> EXERCISE REQUIREMENTS: Starting at the line that contains "Read this page and output its text content.", restate each line word for word through the final line of the data, keeping both ends.

> DATASET:
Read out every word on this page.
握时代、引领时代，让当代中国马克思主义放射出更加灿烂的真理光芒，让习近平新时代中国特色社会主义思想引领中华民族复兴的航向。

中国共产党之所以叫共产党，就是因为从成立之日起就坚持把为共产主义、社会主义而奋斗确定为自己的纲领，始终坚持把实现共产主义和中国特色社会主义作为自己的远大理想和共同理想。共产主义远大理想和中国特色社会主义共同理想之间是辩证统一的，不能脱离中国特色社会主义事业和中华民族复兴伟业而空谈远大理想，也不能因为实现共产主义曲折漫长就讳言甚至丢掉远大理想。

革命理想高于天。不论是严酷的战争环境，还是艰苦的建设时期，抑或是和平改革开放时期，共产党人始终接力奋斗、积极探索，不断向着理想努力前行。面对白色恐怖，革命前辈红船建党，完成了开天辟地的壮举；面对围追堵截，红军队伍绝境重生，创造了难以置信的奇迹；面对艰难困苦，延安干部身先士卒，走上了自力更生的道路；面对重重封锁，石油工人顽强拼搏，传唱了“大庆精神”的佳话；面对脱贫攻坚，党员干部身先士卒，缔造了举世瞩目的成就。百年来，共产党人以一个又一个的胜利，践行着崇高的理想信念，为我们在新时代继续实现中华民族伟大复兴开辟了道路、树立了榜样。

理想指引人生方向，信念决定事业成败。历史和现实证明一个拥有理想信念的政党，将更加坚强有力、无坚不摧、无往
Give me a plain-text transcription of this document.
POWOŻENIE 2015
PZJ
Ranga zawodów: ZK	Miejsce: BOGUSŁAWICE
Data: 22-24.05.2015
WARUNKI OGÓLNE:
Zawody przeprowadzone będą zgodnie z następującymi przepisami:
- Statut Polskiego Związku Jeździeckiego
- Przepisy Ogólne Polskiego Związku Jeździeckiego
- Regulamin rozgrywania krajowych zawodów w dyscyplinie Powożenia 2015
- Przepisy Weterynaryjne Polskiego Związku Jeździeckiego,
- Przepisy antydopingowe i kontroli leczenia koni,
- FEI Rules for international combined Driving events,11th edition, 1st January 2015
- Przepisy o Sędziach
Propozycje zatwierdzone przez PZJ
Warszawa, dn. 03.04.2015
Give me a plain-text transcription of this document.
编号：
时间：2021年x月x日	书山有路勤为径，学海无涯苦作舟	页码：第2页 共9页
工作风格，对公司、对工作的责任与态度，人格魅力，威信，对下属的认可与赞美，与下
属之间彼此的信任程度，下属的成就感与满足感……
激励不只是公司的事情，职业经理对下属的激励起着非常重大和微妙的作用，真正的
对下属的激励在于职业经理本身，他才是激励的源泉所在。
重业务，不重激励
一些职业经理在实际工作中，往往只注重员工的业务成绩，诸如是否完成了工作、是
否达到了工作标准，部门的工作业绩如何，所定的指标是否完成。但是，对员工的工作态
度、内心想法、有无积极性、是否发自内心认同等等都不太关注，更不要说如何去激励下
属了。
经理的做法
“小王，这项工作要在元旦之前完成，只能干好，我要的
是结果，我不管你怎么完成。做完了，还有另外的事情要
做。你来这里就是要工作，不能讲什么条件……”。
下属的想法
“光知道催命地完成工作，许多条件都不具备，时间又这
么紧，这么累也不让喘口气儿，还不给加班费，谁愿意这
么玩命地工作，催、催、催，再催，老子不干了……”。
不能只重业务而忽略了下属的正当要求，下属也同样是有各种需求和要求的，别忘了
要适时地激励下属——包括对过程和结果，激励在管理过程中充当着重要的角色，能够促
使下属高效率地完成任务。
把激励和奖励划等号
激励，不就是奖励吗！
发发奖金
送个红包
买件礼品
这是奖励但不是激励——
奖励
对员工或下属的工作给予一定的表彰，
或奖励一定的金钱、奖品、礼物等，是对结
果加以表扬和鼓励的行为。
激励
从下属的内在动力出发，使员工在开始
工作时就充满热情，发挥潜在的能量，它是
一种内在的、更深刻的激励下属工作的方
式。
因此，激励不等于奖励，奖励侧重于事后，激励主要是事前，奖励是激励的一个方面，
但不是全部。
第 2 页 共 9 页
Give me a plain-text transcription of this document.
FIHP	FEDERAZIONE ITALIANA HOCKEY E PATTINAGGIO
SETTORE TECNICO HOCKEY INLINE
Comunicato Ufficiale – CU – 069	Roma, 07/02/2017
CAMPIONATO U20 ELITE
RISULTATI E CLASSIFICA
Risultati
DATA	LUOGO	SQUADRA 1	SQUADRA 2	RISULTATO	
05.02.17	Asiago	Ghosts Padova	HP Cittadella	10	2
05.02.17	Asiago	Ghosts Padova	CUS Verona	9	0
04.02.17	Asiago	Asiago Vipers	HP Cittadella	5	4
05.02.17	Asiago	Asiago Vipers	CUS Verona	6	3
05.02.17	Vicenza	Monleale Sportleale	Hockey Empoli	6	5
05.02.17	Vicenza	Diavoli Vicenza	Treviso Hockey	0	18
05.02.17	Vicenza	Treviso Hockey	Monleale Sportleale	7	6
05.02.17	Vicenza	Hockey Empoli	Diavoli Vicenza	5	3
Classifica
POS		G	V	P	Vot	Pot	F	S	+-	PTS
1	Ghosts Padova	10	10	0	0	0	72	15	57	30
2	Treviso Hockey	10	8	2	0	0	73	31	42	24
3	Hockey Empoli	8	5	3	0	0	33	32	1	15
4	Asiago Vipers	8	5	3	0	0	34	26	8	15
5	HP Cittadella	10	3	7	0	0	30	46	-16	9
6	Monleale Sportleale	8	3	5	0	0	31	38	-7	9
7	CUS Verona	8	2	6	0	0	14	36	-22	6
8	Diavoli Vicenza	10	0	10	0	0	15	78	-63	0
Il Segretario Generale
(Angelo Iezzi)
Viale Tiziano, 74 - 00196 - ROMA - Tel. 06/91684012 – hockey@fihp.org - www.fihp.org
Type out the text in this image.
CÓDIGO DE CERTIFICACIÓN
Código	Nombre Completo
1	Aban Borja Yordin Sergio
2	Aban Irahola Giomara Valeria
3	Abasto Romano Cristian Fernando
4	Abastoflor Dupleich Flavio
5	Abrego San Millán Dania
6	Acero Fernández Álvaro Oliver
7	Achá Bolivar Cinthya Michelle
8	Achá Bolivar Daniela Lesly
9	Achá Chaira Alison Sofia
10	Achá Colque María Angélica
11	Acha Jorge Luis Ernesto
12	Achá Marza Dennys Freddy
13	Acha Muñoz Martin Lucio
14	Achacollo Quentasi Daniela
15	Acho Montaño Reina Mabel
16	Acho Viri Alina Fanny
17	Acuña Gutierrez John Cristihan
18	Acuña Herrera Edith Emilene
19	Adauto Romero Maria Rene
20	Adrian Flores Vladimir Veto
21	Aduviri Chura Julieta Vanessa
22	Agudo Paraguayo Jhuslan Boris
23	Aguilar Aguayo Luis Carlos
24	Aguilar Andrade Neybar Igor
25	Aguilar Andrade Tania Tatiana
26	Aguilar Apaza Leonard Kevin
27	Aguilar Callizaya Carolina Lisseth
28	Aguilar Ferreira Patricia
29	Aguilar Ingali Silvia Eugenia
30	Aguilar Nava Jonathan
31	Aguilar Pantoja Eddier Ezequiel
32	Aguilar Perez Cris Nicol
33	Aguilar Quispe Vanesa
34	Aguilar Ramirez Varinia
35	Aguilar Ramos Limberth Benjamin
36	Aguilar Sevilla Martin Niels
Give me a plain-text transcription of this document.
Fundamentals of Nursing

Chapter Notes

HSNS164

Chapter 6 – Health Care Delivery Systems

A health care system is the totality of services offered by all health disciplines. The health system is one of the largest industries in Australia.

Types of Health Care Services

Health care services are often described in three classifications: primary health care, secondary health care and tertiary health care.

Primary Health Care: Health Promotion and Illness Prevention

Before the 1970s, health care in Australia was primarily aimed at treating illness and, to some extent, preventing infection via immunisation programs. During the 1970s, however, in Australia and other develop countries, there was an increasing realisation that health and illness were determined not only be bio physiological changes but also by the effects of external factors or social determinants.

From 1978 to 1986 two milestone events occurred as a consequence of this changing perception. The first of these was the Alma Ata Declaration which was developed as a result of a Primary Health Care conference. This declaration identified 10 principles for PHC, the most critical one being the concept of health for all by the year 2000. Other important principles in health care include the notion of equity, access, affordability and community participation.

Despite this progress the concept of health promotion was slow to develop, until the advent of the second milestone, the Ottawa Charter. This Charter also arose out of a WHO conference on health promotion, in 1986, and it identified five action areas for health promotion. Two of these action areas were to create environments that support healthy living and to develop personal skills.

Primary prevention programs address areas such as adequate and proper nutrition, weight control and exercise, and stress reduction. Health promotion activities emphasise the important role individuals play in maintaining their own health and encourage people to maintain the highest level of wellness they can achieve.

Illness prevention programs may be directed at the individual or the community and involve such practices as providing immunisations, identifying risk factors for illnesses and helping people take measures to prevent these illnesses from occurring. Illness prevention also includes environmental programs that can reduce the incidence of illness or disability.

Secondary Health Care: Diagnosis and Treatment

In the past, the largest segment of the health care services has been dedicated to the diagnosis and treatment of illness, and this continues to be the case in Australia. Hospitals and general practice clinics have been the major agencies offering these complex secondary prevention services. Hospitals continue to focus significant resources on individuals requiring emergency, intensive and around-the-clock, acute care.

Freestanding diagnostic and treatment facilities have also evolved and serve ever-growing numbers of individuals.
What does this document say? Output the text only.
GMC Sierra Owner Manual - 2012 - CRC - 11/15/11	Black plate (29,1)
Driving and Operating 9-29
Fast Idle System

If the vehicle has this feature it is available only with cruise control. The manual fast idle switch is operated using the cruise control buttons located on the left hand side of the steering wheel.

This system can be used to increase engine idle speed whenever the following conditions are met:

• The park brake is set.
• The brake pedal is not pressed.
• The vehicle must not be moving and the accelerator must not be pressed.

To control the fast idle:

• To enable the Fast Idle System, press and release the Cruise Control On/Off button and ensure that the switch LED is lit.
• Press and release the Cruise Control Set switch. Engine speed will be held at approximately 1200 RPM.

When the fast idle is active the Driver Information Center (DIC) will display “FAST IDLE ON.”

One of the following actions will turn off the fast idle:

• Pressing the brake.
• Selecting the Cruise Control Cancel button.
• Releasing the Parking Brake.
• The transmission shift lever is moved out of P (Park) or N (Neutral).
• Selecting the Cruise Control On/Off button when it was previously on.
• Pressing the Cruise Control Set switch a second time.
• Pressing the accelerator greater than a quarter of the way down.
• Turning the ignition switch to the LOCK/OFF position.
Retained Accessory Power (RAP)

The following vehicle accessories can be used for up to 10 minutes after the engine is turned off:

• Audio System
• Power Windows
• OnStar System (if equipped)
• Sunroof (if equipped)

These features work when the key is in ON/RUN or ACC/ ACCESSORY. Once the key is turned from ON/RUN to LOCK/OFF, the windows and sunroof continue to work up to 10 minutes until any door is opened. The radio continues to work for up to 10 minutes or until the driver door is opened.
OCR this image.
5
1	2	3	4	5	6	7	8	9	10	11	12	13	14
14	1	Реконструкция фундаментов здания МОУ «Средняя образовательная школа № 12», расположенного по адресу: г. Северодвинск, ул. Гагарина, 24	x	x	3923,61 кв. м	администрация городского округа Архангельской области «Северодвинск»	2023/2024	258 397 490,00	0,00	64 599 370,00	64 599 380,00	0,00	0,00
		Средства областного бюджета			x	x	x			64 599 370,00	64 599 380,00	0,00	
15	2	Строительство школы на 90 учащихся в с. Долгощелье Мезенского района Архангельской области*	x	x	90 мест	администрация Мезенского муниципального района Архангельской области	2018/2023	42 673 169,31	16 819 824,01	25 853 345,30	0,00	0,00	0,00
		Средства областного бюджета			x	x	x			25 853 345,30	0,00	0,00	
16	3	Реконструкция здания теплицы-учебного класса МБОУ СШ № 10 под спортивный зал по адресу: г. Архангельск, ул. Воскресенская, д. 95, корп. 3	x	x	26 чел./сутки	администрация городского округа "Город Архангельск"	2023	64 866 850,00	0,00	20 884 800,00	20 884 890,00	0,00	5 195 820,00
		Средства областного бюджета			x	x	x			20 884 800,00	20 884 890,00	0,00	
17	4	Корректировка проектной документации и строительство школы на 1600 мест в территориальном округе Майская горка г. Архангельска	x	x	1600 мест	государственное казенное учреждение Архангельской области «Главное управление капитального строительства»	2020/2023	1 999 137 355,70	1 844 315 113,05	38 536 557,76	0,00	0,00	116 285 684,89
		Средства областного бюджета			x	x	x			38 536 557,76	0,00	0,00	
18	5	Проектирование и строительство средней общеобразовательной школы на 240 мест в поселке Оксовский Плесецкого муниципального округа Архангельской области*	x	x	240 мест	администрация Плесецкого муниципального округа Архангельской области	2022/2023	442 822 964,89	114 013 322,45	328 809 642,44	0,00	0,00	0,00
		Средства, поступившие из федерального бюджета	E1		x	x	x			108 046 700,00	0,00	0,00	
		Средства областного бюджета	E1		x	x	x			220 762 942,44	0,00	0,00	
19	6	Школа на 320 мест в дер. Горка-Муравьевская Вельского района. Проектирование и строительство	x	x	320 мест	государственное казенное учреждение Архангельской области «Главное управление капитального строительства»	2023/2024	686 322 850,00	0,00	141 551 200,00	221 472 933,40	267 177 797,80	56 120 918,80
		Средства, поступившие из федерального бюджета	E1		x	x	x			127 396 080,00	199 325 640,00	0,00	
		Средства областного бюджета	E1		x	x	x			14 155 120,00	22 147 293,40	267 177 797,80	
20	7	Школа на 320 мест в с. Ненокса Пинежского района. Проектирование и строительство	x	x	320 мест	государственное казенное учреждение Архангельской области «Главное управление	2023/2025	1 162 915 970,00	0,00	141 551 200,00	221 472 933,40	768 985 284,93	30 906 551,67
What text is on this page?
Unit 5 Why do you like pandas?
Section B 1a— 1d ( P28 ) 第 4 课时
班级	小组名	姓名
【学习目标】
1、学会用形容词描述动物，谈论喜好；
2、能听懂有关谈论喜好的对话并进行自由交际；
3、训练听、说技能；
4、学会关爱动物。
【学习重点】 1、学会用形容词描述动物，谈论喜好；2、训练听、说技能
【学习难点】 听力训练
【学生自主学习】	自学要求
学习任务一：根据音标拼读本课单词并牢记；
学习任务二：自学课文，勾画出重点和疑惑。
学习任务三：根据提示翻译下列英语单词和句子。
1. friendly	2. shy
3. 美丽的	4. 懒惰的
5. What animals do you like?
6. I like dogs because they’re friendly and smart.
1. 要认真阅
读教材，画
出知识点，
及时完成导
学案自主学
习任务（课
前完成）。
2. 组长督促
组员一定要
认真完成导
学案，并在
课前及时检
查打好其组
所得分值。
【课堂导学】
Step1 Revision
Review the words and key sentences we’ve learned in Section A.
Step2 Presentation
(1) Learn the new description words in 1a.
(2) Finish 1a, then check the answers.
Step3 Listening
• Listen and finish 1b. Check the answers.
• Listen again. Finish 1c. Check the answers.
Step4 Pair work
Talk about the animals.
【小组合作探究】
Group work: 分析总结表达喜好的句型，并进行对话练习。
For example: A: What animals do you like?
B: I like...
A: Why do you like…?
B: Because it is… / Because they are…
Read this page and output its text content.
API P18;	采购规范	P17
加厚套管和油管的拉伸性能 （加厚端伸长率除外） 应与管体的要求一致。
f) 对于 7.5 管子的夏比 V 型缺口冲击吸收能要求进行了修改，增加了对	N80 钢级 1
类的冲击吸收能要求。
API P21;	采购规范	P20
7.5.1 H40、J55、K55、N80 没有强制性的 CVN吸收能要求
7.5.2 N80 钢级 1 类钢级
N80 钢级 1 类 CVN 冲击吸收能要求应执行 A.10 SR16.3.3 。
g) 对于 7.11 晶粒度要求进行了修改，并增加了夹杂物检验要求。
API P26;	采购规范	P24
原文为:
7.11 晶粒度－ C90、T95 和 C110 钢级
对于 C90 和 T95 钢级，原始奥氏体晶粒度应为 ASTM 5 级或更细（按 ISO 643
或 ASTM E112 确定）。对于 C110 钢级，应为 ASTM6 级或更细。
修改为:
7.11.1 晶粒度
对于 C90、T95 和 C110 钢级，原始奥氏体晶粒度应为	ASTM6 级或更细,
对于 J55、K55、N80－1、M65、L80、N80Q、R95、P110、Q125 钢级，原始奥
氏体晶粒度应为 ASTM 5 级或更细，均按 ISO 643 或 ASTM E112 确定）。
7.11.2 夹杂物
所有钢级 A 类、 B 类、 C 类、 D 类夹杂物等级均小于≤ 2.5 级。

> EXERCISE SOLUTION:
Read this page and output its text content.
API P18;	采购规范	P17
加厚套管和油管的拉伸性能 （加厚端伸长率除外） 应与管体的要求一致。
f) 对于 7.5 管子的夏比 V 型缺口冲击吸收能要求进行了修改，增加了对	N80 钢级 1
类的冲击吸收能要求。
API P21;	采购规范	P20
7.5.1 H40、J55、K55、N80 没有强制性的 CVN吸收能要求
7.5.2 N80 钢级 1 类钢级
N80 钢级 1 类 CVN 冲击吸收能要求应执行 A.10 SR16.3.3 。
g) 对于 7.11 晶粒度要求进行了修改，并增加了夹杂物检验要求。
API P26;	采购规范	P24
原文为:
7.11 晶粒度－ C90、T95 和 C110 钢级
对于 C90 和 T95 钢级，原始奥氏体晶粒度应为 ASTM 5 级或更细（按 ISO 643
或 ASTM E112 确定）。对于 C110 钢级，应为 ASTM6 级或更细。
修改为:
7.11.1 晶粒度
对于 C90、T95 和 C110 钢级，原始奥氏体晶粒度应为	ASTM6 级或更细,
对于 J55、K55、N80－1、M65、L80、N80Q、R95、P110、Q125 钢级，原始奥
氏体晶粒度应为 ASTM 5 级或更细，均按 ISO 643 或 ASTM E112 确定）。
7.11.2 夹杂物
所有钢级 A 类、 B 类、 C 类、 D 类夹杂物等级均小于≤ 2.5 级。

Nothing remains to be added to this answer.